Render as a JSON list of strings the lines between the line containing "battery-icon — [552, 3, 574, 12]" and the line containing "close-icon — [500, 52, 510, 62]", inclusive, with one string per line and blank lines omitted.

________

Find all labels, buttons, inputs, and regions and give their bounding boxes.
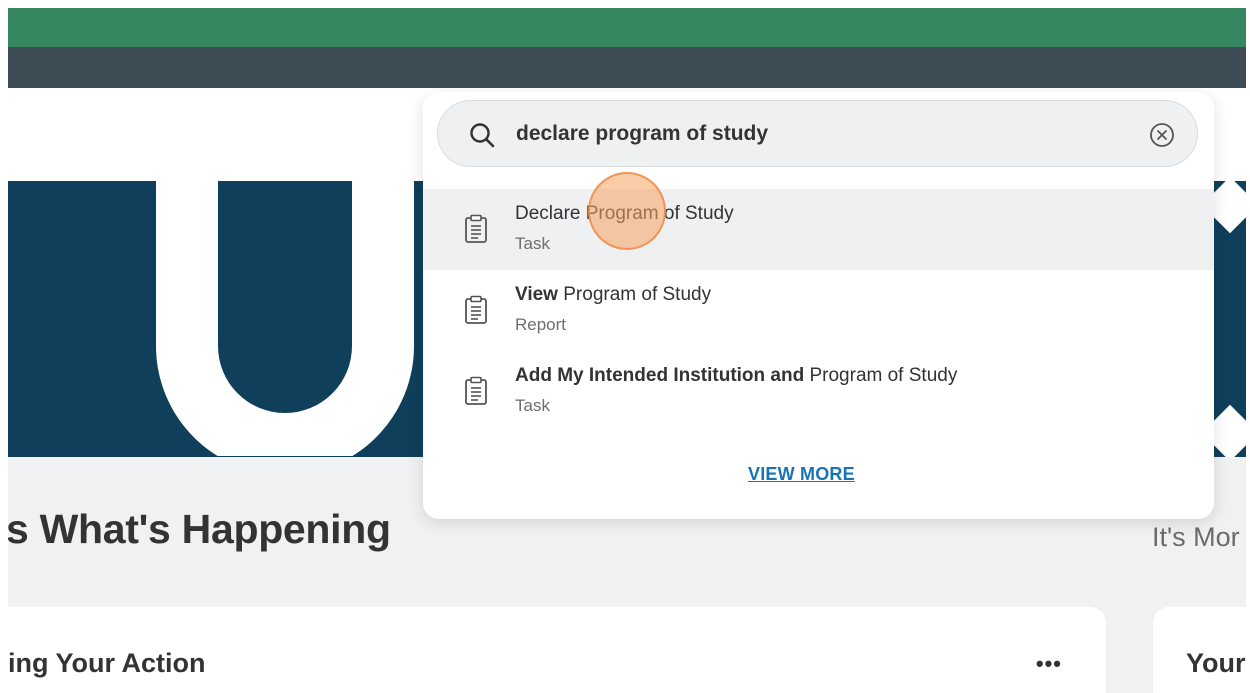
clipboard-icon: [465, 376, 487, 405]
search-result-item[interactable]: View Program of Study Report: [423, 270, 1214, 351]
card-more-options-button[interactable]: •••: [1036, 651, 1062, 677]
search-input[interactable]: [514, 113, 1128, 155]
search-result-item[interactable]: Declare Program of Study Task: [423, 189, 1214, 270]
your-card: Your: [1153, 607, 1246, 693]
search-result-title: Add My Intended Institution and Program …: [515, 365, 958, 386]
search-result-type: Report: [515, 315, 567, 334]
search-result-item[interactable]: Add My Intended Institution and Program …: [423, 351, 1214, 432]
section-title-more: It's Mor: [1152, 522, 1240, 552]
banner-letter-u-graphic: [156, 181, 414, 456]
search-result-type: Task: [515, 234, 550, 253]
search-box[interactable]: [437, 100, 1198, 167]
awaiting-action-card: ing Your Action •••: [8, 607, 1106, 693]
search-icon: [470, 123, 495, 148]
section-title-happening: s What's Happening: [8, 506, 391, 552]
awaiting-action-card-title: ing Your Action: [8, 648, 206, 678]
search-dropdown-panel: Declare Program of Study Task View Progr…: [423, 92, 1214, 519]
view-more-link[interactable]: VIEW MORE: [748, 464, 855, 485]
clipboard-icon: [465, 214, 487, 243]
secondary-header-bar: [8, 47, 1246, 88]
clear-search-icon[interactable]: [1148, 121, 1176, 149]
global-header-bar: [8, 8, 1246, 47]
search-result-title: View Program of Study: [515, 284, 712, 305]
app-frame: s What's Happening It's Mor ing Your Act…: [8, 8, 1246, 693]
search-result-title: Declare Program of Study: [515, 203, 734, 224]
clipboard-icon: [465, 295, 487, 324]
search-result-type: Task: [515, 396, 550, 415]
your-card-title: Your: [1186, 648, 1246, 678]
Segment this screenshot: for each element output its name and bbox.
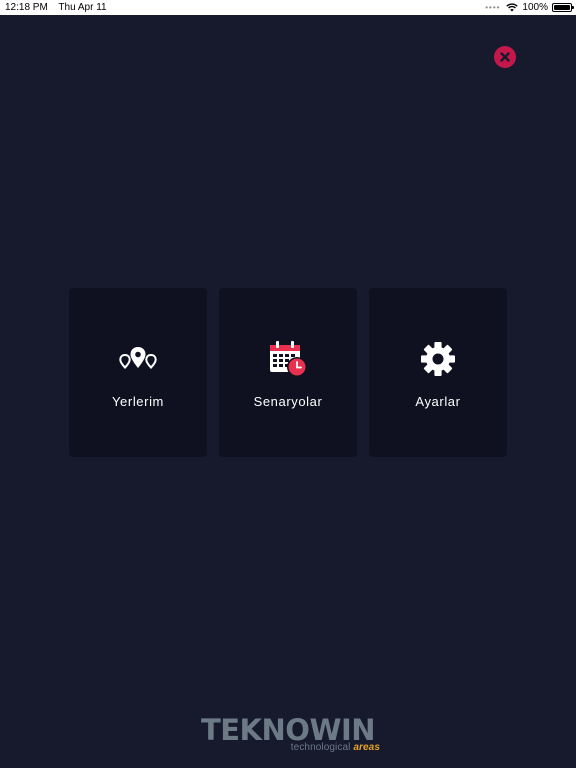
battery-icon — [552, 3, 574, 12]
logo-tagline: technological areas — [291, 742, 380, 754]
status-date: Thu Apr 11 — [58, 2, 107, 13]
calendar-clock-icon — [270, 341, 307, 377]
logo-tagline-accent: areas — [353, 742, 380, 753]
menu-card-label: Ayarlar — [415, 394, 461, 409]
main-menu: Yerlerim Senaryolar Ayarlar — [69, 288, 507, 457]
close-icon — [500, 52, 510, 62]
close-button[interactable] — [494, 46, 516, 68]
menu-card-yerlerim[interactable]: Yerlerim — [69, 288, 207, 457]
map-pins-icon — [119, 347, 157, 369]
battery-percent: 100% — [522, 2, 548, 13]
gear-icon — [421, 342, 455, 376]
menu-card-label: Senaryolar — [253, 394, 323, 409]
menu-card-ayarlar[interactable]: Ayarlar — [369, 288, 507, 457]
menu-card-label: Yerlerim — [111, 394, 164, 409]
status-time: 12:18 PM — [5, 2, 48, 13]
teknowin-logo: TEKNOWIN technological areas — [196, 714, 380, 756]
cellular-dots-icon: •••• — [485, 3, 501, 12]
wifi-icon — [506, 3, 519, 12]
menu-card-senaryolar[interactable]: Senaryolar — [219, 288, 357, 457]
logo-tagline-main: technological — [290, 742, 351, 753]
status-bar: 12:18 PM Thu Apr 11 •••• 100% — [0, 0, 576, 15]
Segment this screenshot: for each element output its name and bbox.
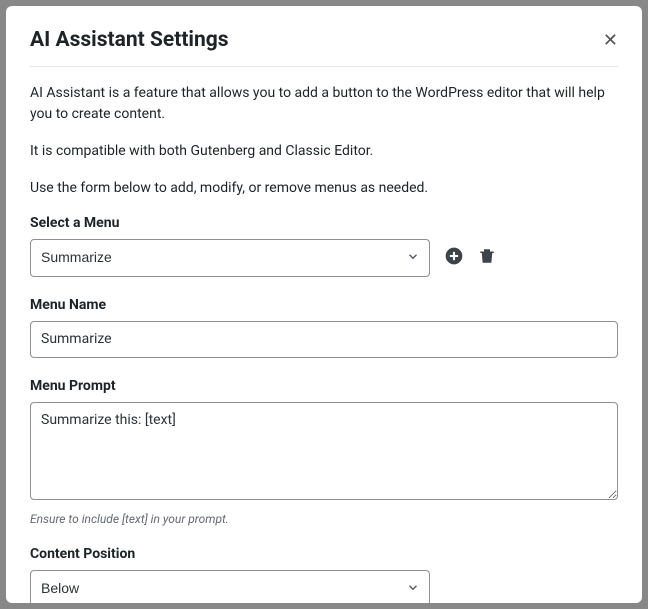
menu-prompt-label: Menu Prompt [30, 378, 618, 394]
content-position-dropdown[interactable]: Below [30, 570, 430, 603]
intro-paragraph-1: AI Assistant is a feature that allows yo… [30, 83, 618, 125]
select-menu-label: Select a Menu [30, 215, 618, 231]
menu-prompt-hint: Ensure to include [text] in your prompt. [30, 512, 618, 526]
menu-name-label: Menu Name [30, 297, 618, 313]
menu-name-input[interactable] [30, 321, 618, 359]
modal-header: AI Assistant Settings ✕ [30, 28, 618, 67]
plus-circle-icon [444, 246, 464, 270]
content-position-label: Content Position [30, 546, 618, 562]
add-menu-button[interactable] [444, 246, 464, 270]
settings-modal: AI Assistant Settings ✕ AI Assistant is … [6, 6, 642, 603]
select-menu-dropdown[interactable]: Summarize [30, 239, 430, 277]
intro-paragraph-3: Use the form below to add, modify, or re… [30, 178, 618, 199]
modal-title: AI Assistant Settings [30, 28, 229, 52]
intro-paragraph-2: It is compatible with both Gutenberg and… [30, 141, 618, 162]
close-button[interactable]: ✕ [603, 31, 618, 49]
trash-icon [478, 247, 496, 269]
delete-menu-button[interactable] [478, 247, 496, 269]
close-icon: ✕ [603, 30, 618, 50]
menu-prompt-textarea[interactable] [30, 402, 618, 500]
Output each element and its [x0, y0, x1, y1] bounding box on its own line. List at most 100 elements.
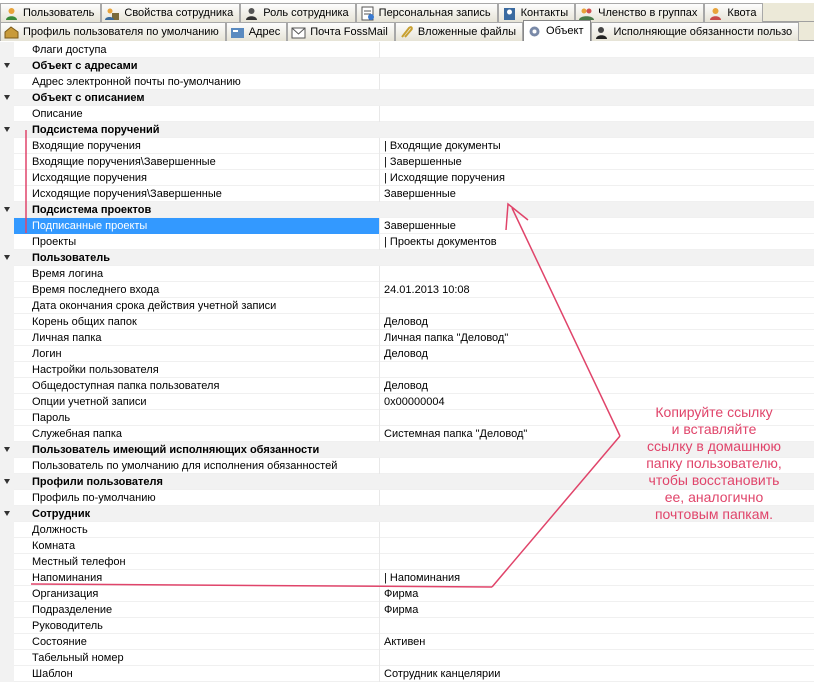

________

* Full solution *
[
  "battery-icon — [552, 3, 574, 12]",
  "logo-tagline: technological areas — [291, 742, 380, 754]",
  "status-date: Thu Apr 11 — [58, 2, 107, 13]",
  "calendar-clock-icon — [270, 341, 307, 377]",
  "logo-tagline-accent: areas — [353, 742, 380, 753]",
  "menu-card-label: Ayarlar — [415, 394, 461, 409]",
  "main-menu: Yerlerim Senaryolar Ayarlar — [69, 288, 507, 457]",
  "close-icon — [500, 52, 510, 62]"
]